## Begin SOURCE MATERIAL

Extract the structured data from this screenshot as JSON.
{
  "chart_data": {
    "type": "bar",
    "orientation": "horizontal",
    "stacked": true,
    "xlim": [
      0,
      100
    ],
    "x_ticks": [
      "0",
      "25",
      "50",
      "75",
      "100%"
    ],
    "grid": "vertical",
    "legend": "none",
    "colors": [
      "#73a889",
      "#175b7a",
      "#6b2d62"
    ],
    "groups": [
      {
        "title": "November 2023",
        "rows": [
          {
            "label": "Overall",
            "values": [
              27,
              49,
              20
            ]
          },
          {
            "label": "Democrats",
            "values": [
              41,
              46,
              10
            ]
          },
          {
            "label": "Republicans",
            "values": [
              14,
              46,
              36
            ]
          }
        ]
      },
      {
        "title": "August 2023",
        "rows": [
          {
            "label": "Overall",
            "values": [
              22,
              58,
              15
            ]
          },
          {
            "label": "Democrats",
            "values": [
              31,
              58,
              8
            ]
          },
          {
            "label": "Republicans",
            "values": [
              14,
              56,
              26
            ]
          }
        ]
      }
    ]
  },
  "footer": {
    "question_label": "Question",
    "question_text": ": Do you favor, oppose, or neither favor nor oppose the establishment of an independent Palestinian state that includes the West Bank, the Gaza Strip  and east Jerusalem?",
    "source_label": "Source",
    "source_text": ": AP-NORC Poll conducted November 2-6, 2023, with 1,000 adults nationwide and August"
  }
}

## End SOURCE MATERIAL

| EXERCISE DETAILS |
From the first line to the last, please quote the material above exactly.

| WORKED ANSWER |
Extract the structured data from this screenshot as JSON.
{
  "chart_data": {
    "type": "bar",
    "orientation": "horizontal",
    "stacked": true,
    "xlim": [
      0,
      100
    ],
    "x_ticks": [
      "0",
      "25",
      "50",
      "75",
      "100%"
    ],
    "grid": "vertical",
    "legend": "none",
    "colors": [
      "#73a889",
      "#175b7a",
      "#6b2d62"
    ],
    "groups": [
      {
        "title": "November 2023",
        "rows": [
          {
            "label": "Overall",
            "values": [
              27,
              49,
              20
            ]
          },
          {
            "label": "Democrats",
            "values": [
              41,
              46,
              10
            ]
          },
          {
            "label": "Republicans",
            "values": [
              14,
              46,
              36
            ]
          }
        ]
      },
      {
        "title": "August 2023",
        "rows": [
          {
            "label": "Overall",
            "values": [
              22,
              58,
              15
            ]
          },
          {
            "label": "Democrats",
            "values": [
              31,
              58,
              8
            ]
          },
          {
            "label": "Republicans",
            "values": [
              14,
              56,
              26
            ]
          }
        ]
      }
    ]
  },
  "footer": {
    "question_label": "Question",
    "question_text": ": Do you favor, oppose, or neither favor nor oppose the establishment of an independent Palestinian state that includes the West Bank, the Gaza Strip  and east Jerusalem?",
    "source_label": "Source",
    "source_text": ": AP-NORC Poll conducted November 2-6, 2023, with 1,000 adults nationwide and August"
  }
}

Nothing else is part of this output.